Source data:
-------------------------

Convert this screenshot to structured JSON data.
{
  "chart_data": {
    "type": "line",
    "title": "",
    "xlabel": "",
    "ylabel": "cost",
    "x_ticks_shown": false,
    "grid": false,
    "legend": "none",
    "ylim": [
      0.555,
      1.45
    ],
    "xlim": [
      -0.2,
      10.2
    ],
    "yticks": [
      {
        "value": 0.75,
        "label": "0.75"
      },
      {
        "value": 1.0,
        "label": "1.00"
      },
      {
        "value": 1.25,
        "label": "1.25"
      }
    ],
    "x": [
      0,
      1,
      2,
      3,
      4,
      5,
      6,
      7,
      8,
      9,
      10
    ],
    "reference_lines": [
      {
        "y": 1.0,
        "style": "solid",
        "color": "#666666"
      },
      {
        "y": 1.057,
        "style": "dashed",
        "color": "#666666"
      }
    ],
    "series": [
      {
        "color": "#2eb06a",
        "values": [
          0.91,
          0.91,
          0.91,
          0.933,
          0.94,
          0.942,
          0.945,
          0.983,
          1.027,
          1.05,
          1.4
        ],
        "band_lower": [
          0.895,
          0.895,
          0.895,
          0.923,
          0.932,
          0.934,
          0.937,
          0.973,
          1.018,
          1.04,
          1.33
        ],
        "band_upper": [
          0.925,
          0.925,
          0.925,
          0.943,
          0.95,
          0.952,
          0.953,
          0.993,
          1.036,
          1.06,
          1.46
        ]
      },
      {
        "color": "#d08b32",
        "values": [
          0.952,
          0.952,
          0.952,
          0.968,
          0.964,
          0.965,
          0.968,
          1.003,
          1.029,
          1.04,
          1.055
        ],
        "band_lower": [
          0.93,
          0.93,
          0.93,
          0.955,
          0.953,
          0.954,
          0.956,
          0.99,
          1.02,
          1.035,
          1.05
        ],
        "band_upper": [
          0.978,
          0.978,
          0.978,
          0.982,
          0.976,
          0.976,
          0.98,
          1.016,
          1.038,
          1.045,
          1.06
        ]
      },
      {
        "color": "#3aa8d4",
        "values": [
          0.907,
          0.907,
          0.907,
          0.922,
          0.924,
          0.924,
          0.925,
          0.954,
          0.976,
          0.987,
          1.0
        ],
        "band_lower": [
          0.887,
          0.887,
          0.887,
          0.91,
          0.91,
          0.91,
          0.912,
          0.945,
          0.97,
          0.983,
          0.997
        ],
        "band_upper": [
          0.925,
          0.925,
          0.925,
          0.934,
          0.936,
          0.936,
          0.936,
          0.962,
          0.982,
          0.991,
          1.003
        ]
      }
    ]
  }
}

-------------------------

Exercise directions =>
Go back to the listing above and please repeat it exactly.

Answer for this exercise =>
Convert this screenshot to structured JSON data.
{
  "chart_data": {
    "type": "line",
    "title": "",
    "xlabel": "",
    "ylabel": "cost",
    "x_ticks_shown": false,
    "grid": false,
    "legend": "none",
    "ylim": [
      0.555,
      1.45
    ],
    "xlim": [
      -0.2,
      10.2
    ],
    "yticks": [
      {
        "value": 0.75,
        "label": "0.75"
      },
      {
        "value": 1.0,
        "label": "1.00"
      },
      {
        "value": 1.25,
        "label": "1.25"
      }
    ],
    "x": [
      0,
      1,
      2,
      3,
      4,
      5,
      6,
      7,
      8,
      9,
      10
    ],
    "reference_lines": [
      {
        "y": 1.0,
        "style": "solid",
        "color": "#666666"
      },
      {
        "y": 1.057,
        "style": "dashed",
        "color": "#666666"
      }
    ],
    "series": [
      {
        "color": "#2eb06a",
        "values": [
          0.91,
          0.91,
          0.91,
          0.933,
          0.94,
          0.942,
          0.945,
          0.983,
          1.027,
          1.05,
          1.4
        ],
        "band_lower": [
          0.895,
          0.895,
          0.895,
          0.923,
          0.932,
          0.934,
          0.937,
          0.973,
          1.018,
          1.04,
          1.33
        ],
        "band_upper": [
          0.925,
          0.925,
          0.925,
          0.943,
          0.95,
          0.952,
          0.953,
          0.993,
          1.036,
          1.06,
          1.46
        ]
      },
      {
        "color": "#d08b32",
        "values": [
          0.952,
          0.952,
          0.952,
          0.968,
          0.964,
          0.965,
          0.968,
          1.003,
          1.029,
          1.04,
          1.055
        ],
        "band_lower": [
          0.93,
          0.93,
          0.93,
          0.955,
          0.953,
          0.954,
          0.956,
          0.99,
          1.02,
          1.035,
          1.05
        ],
        "band_upper": [
          0.978,
          0.978,
          0.978,
          0.982,
          0.976,
          0.976,
          0.98,
          1.016,
          1.038,
          1.045,
          1.06
        ]
      },
      {
        "color": "#3aa8d4",
        "values": [
          0.907,
          0.907,
          0.907,
          0.922,
          0.924,
          0.924,
          0.925,
          0.954,
          0.976,
          0.987,
          1.0
        ],
        "band_lower": [
          0.887,
          0.887,
          0.887,
          0.91,
          0.91,
          0.91,
          0.912,
          0.945,
          0.97,
          0.983,
          0.997
        ],
        "band_upper": [
          0.925,
          0.925,
          0.925,
          0.934,
          0.936,
          0.936,
          0.936,
          0.962,
          0.982,
          0.991,
          1.003
        ]
      }
    ]
  }
}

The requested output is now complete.